_Task:_ Locate all lines with the word "Кемерово" and copy them out.

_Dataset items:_
>>>

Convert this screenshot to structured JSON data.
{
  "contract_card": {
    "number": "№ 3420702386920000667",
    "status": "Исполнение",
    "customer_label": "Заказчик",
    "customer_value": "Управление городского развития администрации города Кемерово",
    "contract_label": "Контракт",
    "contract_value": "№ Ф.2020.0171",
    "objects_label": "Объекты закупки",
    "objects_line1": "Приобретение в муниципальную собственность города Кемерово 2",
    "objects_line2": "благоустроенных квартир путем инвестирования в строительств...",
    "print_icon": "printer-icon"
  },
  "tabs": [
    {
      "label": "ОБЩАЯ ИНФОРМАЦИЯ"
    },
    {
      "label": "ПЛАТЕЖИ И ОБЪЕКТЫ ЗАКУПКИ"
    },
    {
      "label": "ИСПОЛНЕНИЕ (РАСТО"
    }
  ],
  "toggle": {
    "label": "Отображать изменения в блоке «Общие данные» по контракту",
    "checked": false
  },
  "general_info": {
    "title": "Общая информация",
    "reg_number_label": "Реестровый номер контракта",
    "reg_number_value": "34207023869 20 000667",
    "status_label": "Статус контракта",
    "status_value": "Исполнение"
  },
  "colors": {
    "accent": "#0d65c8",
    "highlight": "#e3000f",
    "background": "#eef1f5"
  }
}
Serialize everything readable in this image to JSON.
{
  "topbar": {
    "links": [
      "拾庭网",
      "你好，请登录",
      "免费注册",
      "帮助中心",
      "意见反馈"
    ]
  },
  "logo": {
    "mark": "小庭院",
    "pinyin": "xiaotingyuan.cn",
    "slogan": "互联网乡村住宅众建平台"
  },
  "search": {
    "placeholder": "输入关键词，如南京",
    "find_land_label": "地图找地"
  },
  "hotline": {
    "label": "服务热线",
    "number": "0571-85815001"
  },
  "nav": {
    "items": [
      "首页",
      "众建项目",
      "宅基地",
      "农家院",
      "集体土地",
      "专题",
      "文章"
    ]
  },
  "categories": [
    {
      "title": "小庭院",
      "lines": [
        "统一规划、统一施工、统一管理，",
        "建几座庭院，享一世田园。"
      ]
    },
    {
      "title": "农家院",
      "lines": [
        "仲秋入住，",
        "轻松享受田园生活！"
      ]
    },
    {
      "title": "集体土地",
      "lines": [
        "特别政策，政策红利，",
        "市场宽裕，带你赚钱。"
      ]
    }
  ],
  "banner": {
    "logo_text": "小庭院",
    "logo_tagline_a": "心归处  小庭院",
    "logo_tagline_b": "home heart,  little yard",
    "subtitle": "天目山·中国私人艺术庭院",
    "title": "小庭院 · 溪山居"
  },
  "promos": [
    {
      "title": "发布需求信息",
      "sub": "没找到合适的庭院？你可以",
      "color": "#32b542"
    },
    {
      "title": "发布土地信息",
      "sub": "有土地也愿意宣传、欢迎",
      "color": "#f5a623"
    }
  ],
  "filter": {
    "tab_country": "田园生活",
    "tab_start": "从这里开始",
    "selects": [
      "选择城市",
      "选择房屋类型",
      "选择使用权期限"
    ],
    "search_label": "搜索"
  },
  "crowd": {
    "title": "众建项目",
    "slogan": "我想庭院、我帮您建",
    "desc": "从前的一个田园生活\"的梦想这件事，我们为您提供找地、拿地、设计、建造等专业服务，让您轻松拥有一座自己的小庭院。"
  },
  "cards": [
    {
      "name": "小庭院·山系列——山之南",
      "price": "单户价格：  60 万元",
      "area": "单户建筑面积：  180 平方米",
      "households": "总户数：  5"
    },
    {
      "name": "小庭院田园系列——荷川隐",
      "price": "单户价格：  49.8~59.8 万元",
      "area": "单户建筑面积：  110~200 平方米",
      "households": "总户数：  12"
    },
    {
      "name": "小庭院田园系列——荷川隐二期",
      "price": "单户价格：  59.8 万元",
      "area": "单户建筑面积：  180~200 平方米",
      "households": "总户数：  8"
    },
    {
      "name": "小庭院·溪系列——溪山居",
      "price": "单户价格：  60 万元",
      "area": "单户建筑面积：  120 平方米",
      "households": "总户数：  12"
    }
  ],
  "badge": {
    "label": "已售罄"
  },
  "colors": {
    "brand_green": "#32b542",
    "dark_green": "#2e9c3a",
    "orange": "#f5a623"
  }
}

<<<

_Problem solution:_
    "customer_value": "Управление городского развития администрации города Кемерово",
    "objects_line1": "Приобретение в муниципальную собственность города Кемерово 2",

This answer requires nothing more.